__TASK BRIEF__:
Repeat the listing word for word. No pictures belong in the copy.

__ITEMS__:
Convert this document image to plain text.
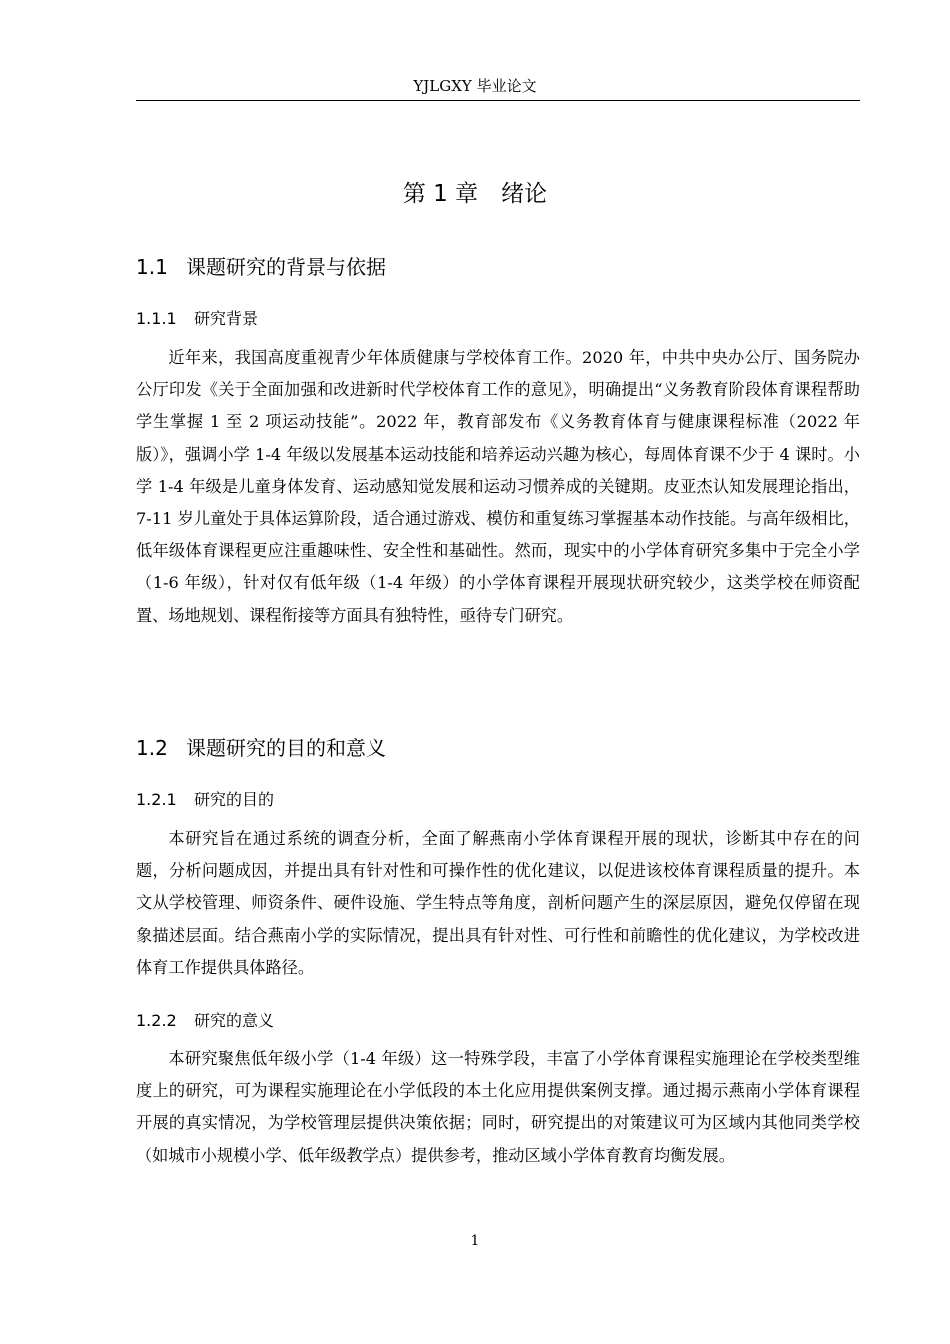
YJLGXY 毕业论文
第 1 章　绪论
1.1 课题研究的背景与依据
1.1.1 研究背景

近年来，我国高度重视青少年体质健康与学校体育工作。2020 年，中共中央办公厅、国务院办公厅印发《关于全面加强和改进新时代学校体育工作的意见》，明确提出“义务教育阶段体育课程帮助学生掌握 1 至 2 项运动技能”。2022 年，教育部发布《义务教育体育与健康课程标准（2022 年版）》，强调小学 1-4 年级以发展基本运动技能和培养运动兴趣为核心，每周体育课不少于 4 课时。小学 1-4 年级是儿童身体发育、运动感知觉发展和运动习惯养成的关键期。皮亚杰认知发展理论指出，7-11 岁儿童处于具体运算阶段，适合通过游戏、模仿和重复练习掌握基本动作技能。与高年级相比，低年级体育课程更应注重趣味性、安全性和基础性。然而，现实中的小学体育研究多集中于完全小学（1-6 年级），针对仅有低年级（1-4 年级）的小学体育课程开展现状研究较少，这类学校在师资配置、场地规划、课程衔接等方面具有独特性，亟待专门研究。

1.2 课题研究的目的和意义
1.2.1 研究的目的

本研究旨在通过系统的调查分析，全面了解燕南小学体育课程开展的现状，诊断其中存在的问题，分析问题成因，并提出具有针对性和可操作性的优化建议，以促进该校体育课程质量的提升。本文从学校管理、师资条件、硬件设施、学生特点等角度，剖析问题产生的深层原因，避免仅停留在现象描述层面。结合燕南小学的实际情况，提出具有针对性、可行性和前瞻性的优化建议，为学校改进体育工作提供具体路径。

1.2.2 研究的意义

本研究聚焦低年级小学（1-4 年级）这一特殊学段，丰富了小学体育课程实施理论在学校类型维度上的研究，可为课程实施理论在小学低段的本土化应用提供案例支撑。通过揭示燕南小学体育课程开展的真实情况，为学校管理层提供决策依据；同时，研究提出的对策建议可为区域内其他同类学校（如城市小规模小学、低年级教学点）提供参考，推动区域小学体育教育均衡发展。

1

__EXERCISE RESULT__:
Convert this document image to plain text.
YJLGXY 毕业论文
第 1 章　绪论
1.1 课题研究的背景与依据
1.1.1 研究背景

近年来，我国高度重视青少年体质健康与学校体育工作。2020 年，中共中央办公厅、国务院办公厅印发《关于全面加强和改进新时代学校体育工作的意见》，明确提出“义务教育阶段体育课程帮助学生掌握 1 至 2 项运动技能”。2022 年，教育部发布《义务教育体育与健康课程标准（2022 年版）》，强调小学 1-4 年级以发展基本运动技能和培养运动兴趣为核心，每周体育课不少于 4 课时。小学 1-4 年级是儿童身体发育、运动感知觉发展和运动习惯养成的关键期。皮亚杰认知发展理论指出，7-11 岁儿童处于具体运算阶段，适合通过游戏、模仿和重复练习掌握基本动作技能。与高年级相比，低年级体育课程更应注重趣味性、安全性和基础性。然而，现实中的小学体育研究多集中于完全小学（1-6 年级），针对仅有低年级（1-4 年级）的小学体育课程开展现状研究较少，这类学校在师资配置、场地规划、课程衔接等方面具有独特性，亟待专门研究。

1.2 课题研究的目的和意义
1.2.1 研究的目的

本研究旨在通过系统的调查分析，全面了解燕南小学体育课程开展的现状，诊断其中存在的问题，分析问题成因，并提出具有针对性和可操作性的优化建议，以促进该校体育课程质量的提升。本文从学校管理、师资条件、硬件设施、学生特点等角度，剖析问题产生的深层原因，避免仅停留在现象描述层面。结合燕南小学的实际情况，提出具有针对性、可行性和前瞻性的优化建议，为学校改进体育工作提供具体路径。

1.2.2 研究的意义

本研究聚焦低年级小学（1-4 年级）这一特殊学段，丰富了小学体育课程实施理论在学校类型维度上的研究，可为课程实施理论在小学低段的本土化应用提供案例支撑。通过揭示燕南小学体育课程开展的真实情况，为学校管理层提供决策依据；同时，研究提出的对策建议可为区域内其他同类学校（如城市小规模小学、低年级教学点）提供参考，推动区域小学体育教育均衡发展。

1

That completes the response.